Check each line for the string "domestic". Give only the count of lines that have it.

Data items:
◇ ◇ ◇

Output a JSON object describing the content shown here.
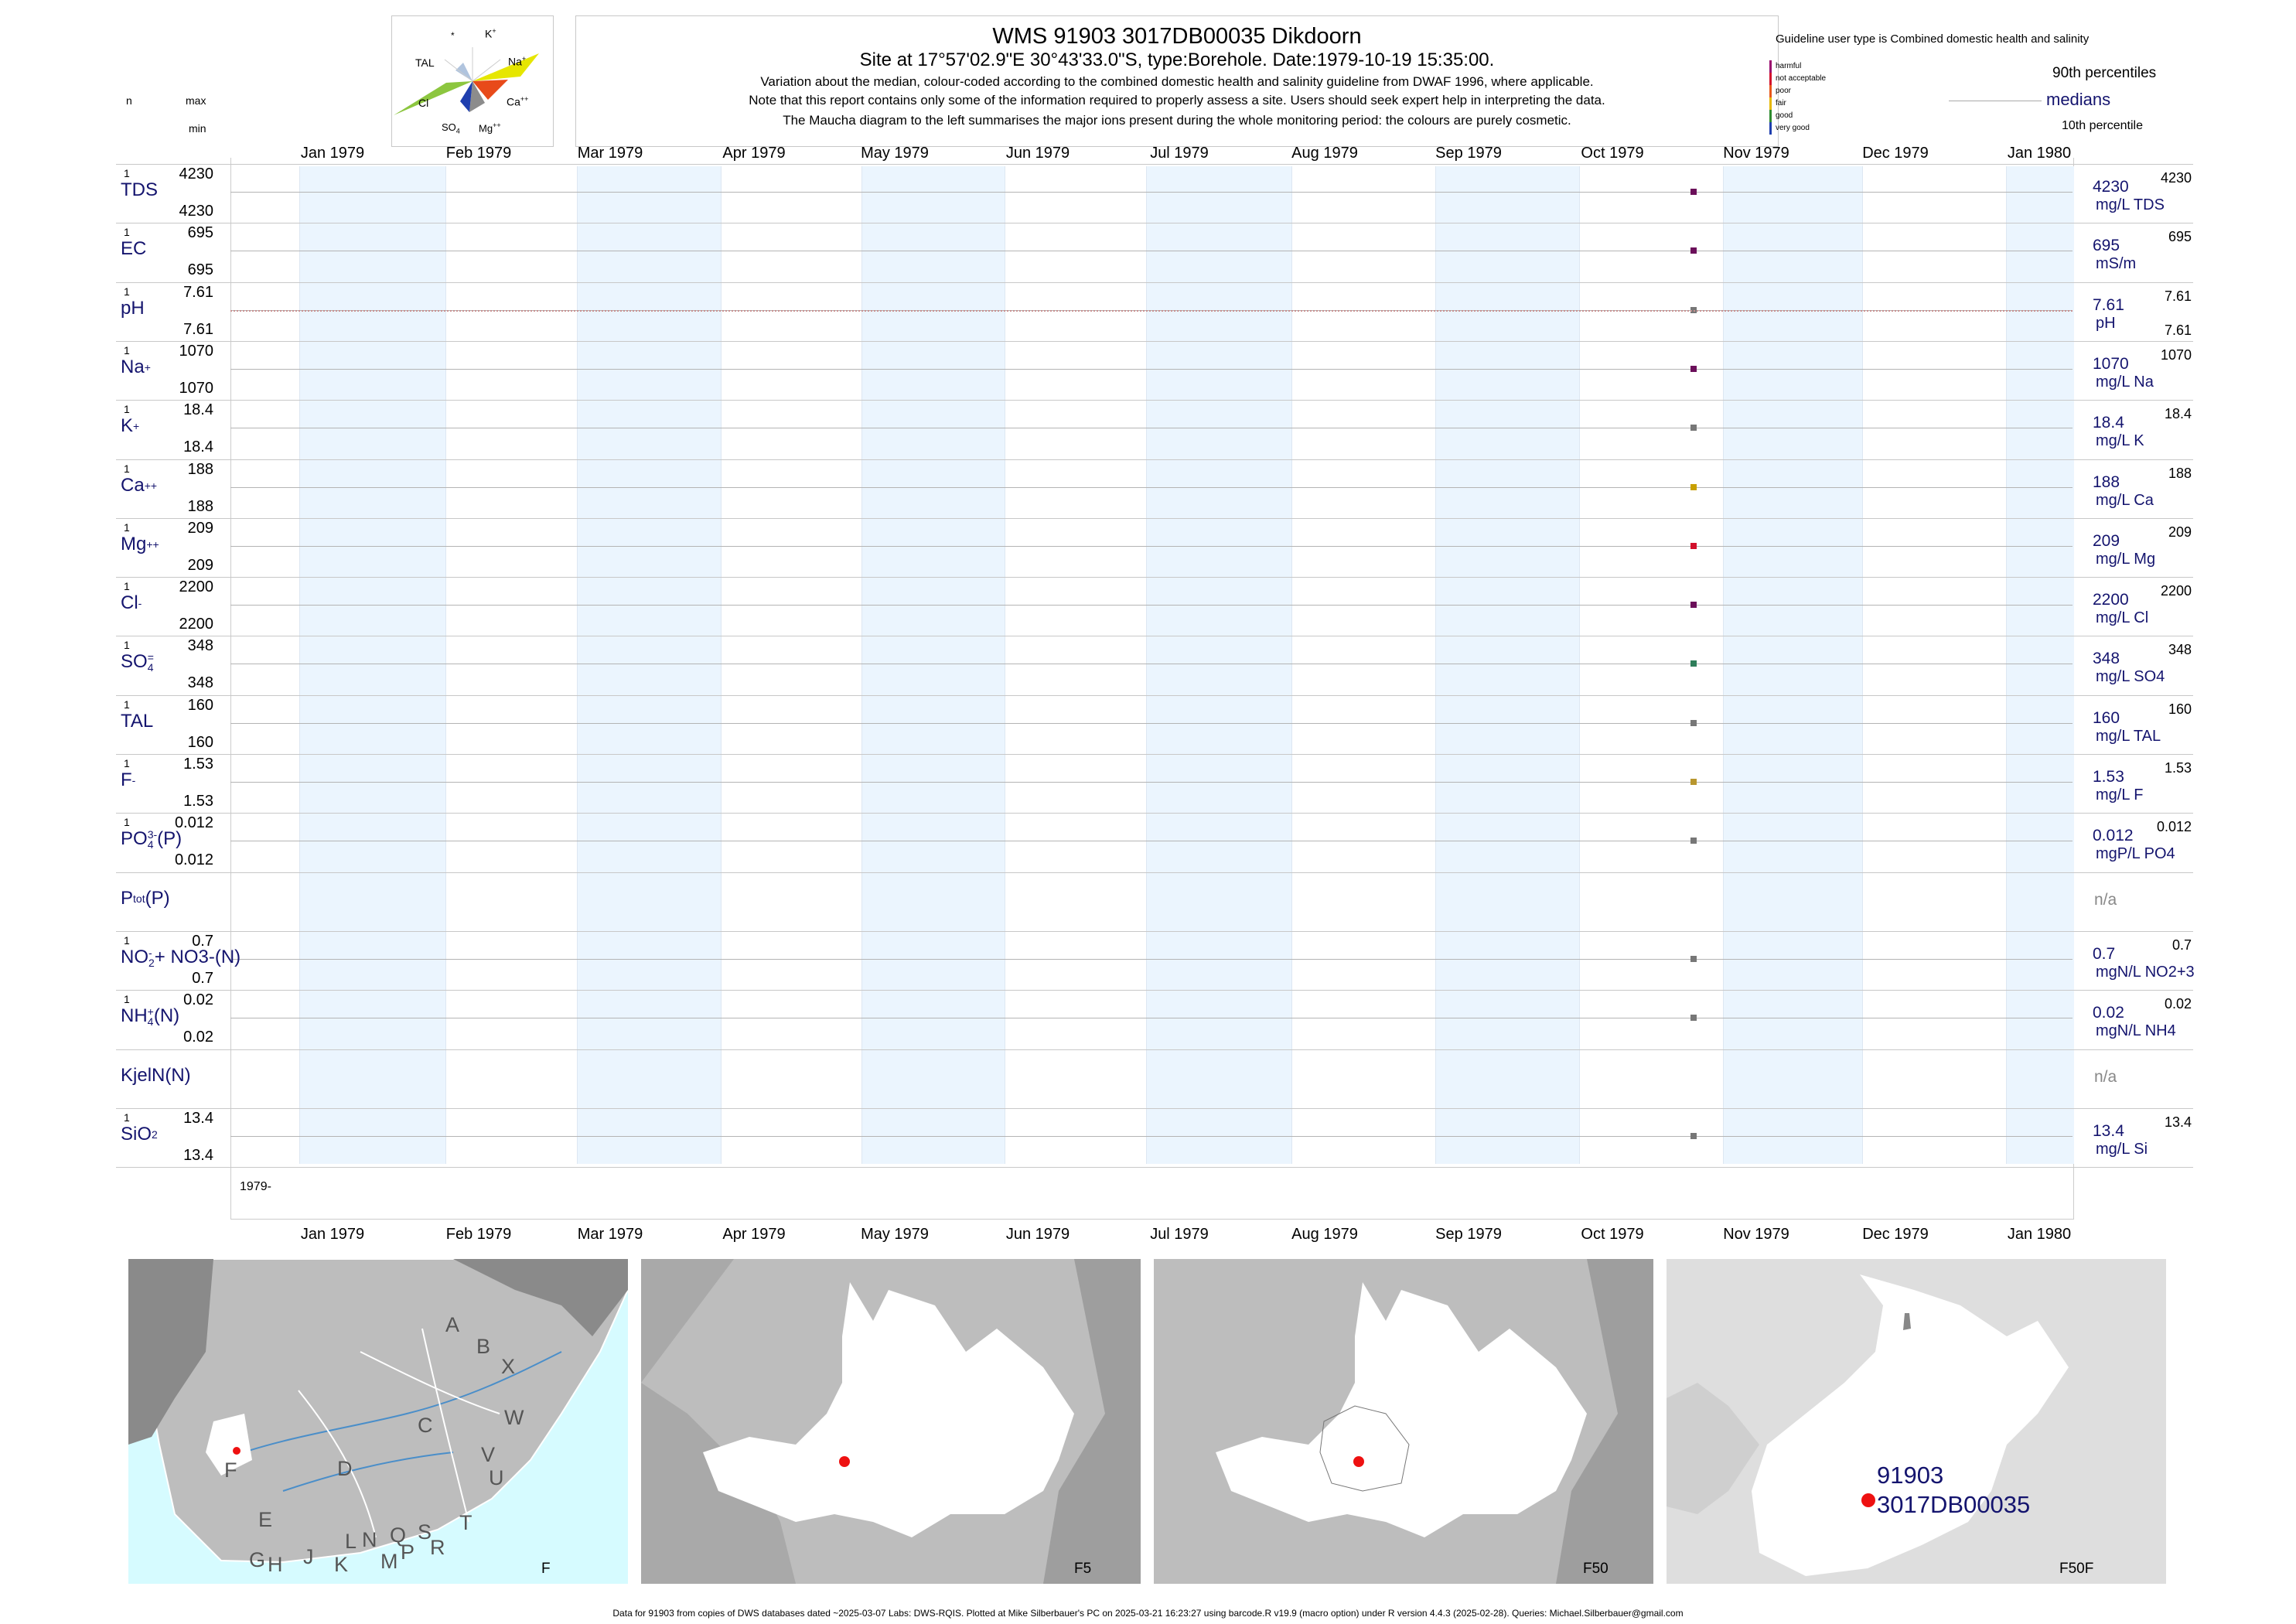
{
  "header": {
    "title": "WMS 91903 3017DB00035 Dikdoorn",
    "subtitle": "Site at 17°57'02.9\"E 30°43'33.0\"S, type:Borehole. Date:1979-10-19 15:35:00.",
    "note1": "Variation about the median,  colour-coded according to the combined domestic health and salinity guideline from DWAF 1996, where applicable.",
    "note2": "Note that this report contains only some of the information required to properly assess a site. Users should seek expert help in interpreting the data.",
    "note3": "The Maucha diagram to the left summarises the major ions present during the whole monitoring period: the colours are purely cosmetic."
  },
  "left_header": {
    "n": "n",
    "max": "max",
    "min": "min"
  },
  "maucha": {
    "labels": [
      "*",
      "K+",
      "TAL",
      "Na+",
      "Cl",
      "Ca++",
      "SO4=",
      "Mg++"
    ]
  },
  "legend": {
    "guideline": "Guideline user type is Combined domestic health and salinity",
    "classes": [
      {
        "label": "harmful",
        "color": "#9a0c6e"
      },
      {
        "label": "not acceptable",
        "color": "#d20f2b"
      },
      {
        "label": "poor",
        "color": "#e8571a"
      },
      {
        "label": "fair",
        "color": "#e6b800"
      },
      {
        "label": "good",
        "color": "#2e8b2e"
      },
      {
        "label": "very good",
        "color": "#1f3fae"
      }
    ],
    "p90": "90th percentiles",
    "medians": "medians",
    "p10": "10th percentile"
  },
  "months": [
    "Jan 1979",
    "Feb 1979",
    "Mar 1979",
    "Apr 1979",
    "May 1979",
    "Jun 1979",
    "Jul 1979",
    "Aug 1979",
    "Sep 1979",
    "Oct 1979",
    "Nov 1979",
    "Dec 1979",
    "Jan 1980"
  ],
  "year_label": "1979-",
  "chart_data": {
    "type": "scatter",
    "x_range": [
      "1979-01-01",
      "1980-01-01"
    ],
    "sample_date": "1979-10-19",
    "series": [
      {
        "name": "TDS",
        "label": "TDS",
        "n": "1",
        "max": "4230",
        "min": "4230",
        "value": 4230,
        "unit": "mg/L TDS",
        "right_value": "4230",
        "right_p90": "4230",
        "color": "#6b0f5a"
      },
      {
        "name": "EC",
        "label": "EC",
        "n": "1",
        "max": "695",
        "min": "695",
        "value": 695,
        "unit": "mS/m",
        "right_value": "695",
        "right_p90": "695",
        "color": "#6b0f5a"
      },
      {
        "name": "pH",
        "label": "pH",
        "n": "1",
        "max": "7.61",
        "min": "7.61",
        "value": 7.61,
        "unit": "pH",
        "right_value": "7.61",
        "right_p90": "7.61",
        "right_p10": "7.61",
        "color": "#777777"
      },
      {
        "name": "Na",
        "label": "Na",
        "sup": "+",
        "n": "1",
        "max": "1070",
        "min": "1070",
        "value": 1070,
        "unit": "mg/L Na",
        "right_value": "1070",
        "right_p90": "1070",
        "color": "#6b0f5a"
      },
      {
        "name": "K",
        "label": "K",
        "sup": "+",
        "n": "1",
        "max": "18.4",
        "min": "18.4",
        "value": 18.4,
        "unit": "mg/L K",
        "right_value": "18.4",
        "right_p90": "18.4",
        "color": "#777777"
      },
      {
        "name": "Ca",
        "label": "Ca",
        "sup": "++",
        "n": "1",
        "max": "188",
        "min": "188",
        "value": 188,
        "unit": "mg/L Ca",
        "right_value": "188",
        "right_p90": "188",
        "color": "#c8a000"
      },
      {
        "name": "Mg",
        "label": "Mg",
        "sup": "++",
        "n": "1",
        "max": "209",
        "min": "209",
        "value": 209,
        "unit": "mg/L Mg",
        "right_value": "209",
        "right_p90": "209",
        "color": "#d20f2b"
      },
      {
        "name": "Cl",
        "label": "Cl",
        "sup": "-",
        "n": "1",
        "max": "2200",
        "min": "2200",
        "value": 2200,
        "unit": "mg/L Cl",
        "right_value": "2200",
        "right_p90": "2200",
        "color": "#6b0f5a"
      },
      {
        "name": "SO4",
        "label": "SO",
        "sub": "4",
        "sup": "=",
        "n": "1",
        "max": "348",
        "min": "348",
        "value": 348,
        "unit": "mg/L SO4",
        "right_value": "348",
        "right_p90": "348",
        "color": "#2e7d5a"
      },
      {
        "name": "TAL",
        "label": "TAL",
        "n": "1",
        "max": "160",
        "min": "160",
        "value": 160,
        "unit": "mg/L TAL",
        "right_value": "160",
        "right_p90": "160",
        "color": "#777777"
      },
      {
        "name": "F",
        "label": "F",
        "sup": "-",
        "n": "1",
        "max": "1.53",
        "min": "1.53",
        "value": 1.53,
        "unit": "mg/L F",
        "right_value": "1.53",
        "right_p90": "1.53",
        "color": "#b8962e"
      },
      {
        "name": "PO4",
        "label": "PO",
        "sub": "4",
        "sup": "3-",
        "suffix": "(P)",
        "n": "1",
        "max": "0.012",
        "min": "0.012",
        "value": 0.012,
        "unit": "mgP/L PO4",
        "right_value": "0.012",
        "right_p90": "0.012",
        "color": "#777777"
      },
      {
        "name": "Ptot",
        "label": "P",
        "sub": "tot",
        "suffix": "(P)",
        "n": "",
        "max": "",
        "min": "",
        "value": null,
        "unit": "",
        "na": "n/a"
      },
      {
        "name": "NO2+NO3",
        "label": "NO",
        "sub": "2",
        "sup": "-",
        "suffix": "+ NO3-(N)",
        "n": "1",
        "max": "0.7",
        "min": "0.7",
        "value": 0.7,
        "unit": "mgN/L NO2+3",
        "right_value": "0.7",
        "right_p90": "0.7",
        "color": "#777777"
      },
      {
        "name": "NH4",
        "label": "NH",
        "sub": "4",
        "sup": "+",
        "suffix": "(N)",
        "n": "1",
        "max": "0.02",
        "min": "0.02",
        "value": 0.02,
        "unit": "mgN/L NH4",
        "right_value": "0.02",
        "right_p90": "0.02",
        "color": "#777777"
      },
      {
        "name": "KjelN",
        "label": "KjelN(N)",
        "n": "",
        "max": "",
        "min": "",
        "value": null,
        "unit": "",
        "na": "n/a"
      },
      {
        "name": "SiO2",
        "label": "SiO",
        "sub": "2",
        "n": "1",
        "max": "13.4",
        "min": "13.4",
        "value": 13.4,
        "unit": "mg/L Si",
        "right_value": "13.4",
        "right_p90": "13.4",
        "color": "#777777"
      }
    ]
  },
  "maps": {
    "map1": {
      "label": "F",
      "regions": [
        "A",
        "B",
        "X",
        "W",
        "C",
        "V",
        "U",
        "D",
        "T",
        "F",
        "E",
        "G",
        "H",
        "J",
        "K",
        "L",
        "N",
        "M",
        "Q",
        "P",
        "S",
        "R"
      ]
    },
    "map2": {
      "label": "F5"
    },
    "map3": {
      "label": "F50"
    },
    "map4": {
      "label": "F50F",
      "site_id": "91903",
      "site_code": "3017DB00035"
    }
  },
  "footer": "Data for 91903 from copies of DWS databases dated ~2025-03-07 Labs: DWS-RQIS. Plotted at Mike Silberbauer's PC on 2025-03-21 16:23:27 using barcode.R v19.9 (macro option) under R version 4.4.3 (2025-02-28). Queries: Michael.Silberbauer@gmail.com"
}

◇ ◇ ◇

» **Result of the task**
2